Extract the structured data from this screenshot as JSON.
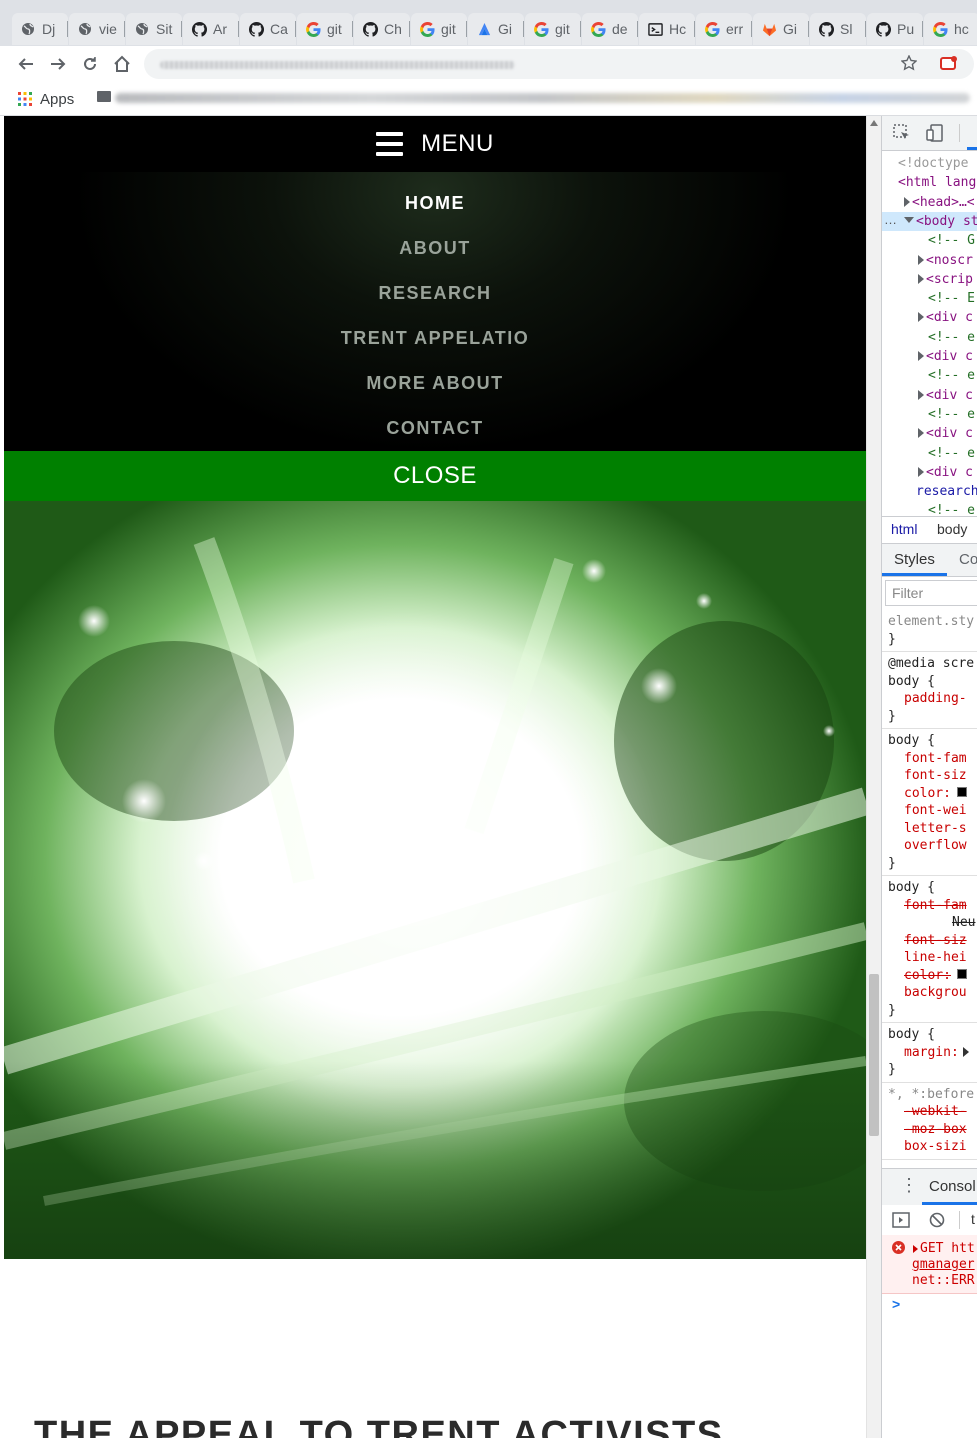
{
  "browser": {
    "tabs": [
      {
        "icon": "globe-icon",
        "title": "Dj"
      },
      {
        "icon": "globe-icon",
        "title": "vie"
      },
      {
        "icon": "globe-icon",
        "title": "Sit"
      },
      {
        "icon": "github-icon",
        "title": "Ar"
      },
      {
        "icon": "github-icon",
        "title": "Ca"
      },
      {
        "icon": "google-icon",
        "title": "git"
      },
      {
        "icon": "github-icon",
        "title": "Ch"
      },
      {
        "icon": "google-icon",
        "title": "git"
      },
      {
        "icon": "gcp-icon",
        "title": "Gi"
      },
      {
        "icon": "google-icon",
        "title": "git"
      },
      {
        "icon": "google-icon",
        "title": "de"
      },
      {
        "icon": "terminal-icon",
        "title": "Hc"
      },
      {
        "icon": "google-icon",
        "title": "err"
      },
      {
        "icon": "gitlab-icon",
        "title": "Gi"
      },
      {
        "icon": "github-icon",
        "title": "Sl"
      },
      {
        "icon": "github-icon",
        "title": "Pu"
      },
      {
        "icon": "google-icon",
        "title": "hc"
      }
    ],
    "bookmarks": {
      "apps_label": "Apps"
    }
  },
  "site": {
    "menu_label": "MENU",
    "nav_items": [
      {
        "label": "HOME",
        "active": true
      },
      {
        "label": "ABOUT",
        "active": false
      },
      {
        "label": "RESEARCH",
        "active": false
      },
      {
        "label": "TRENT APPELATIO",
        "active": false
      },
      {
        "label": "MORE ABOUT",
        "active": false
      },
      {
        "label": "CONTACT",
        "active": false
      }
    ],
    "close_label": "CLOSE",
    "headline": "THE APPEAL TO TRENT ACTIVISTS",
    "colors": {
      "accent": "#008000",
      "menu_bg": "#000000"
    }
  },
  "devtools": {
    "elements": [
      {
        "text": "<!doctype"
      },
      {
        "text": "<html lang"
      },
      {
        "text": "<head>…<"
      },
      {
        "text": "<body st"
      },
      {
        "text": "<!-- G"
      },
      {
        "text": "<noscr"
      },
      {
        "text": "<scrip"
      },
      {
        "text": "<!-- E"
      },
      {
        "text": "<div c"
      },
      {
        "text": "<!-- e"
      },
      {
        "text": "<div c"
      },
      {
        "text": "<!-- e"
      },
      {
        "text": "<div c"
      },
      {
        "text": "<!-- e"
      },
      {
        "text": "<div c"
      },
      {
        "text": "<!-- e"
      },
      {
        "text": "<div c"
      },
      {
        "text": "research"
      },
      {
        "text": "<!-- e"
      }
    ],
    "breadcrumbs": [
      "html",
      "body"
    ],
    "styles_tab": "Styles",
    "computed_tab": "Co",
    "filter_placeholder": "Filter",
    "rules": [
      {
        "selector": "element.sty",
        "closing": "}",
        "props": []
      },
      {
        "selector": "@media scre",
        "sub": "body {",
        "closing": "}",
        "props": [
          "padding-"
        ]
      },
      {
        "selector": "body {",
        "closing": "}",
        "props": [
          "font-fam",
          "font-siz",
          "color:",
          "font-wei",
          "letter-s",
          "overflow"
        ]
      },
      {
        "selector": "body {",
        "closing": "}",
        "props": [
          "font-fam",
          "Neu",
          "font-siz",
          "line-hei",
          "color:",
          "backgrou"
        ]
      },
      {
        "selector": "body {",
        "closing": "}",
        "props": [
          "margin:"
        ]
      },
      {
        "selector": "*, *:before",
        "closing": "",
        "props": [
          "-webkit-",
          "-moz-box",
          "box-sizi"
        ]
      }
    ],
    "console_tab": "Consol",
    "console_filter": "t",
    "error_lines": [
      "GET htt",
      "gmanager",
      "net::ERR"
    ],
    "prompt": ">"
  }
}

────────────────────

◆ Stated problem ◆
In the lines above, locate the string "TRENT". Copy every line where it occurs.

◆ Solution for this problem ◆
        "label": "TRENT APPELATIO",
    "headline": "THE APPEAL TO TRENT ACTIVISTS",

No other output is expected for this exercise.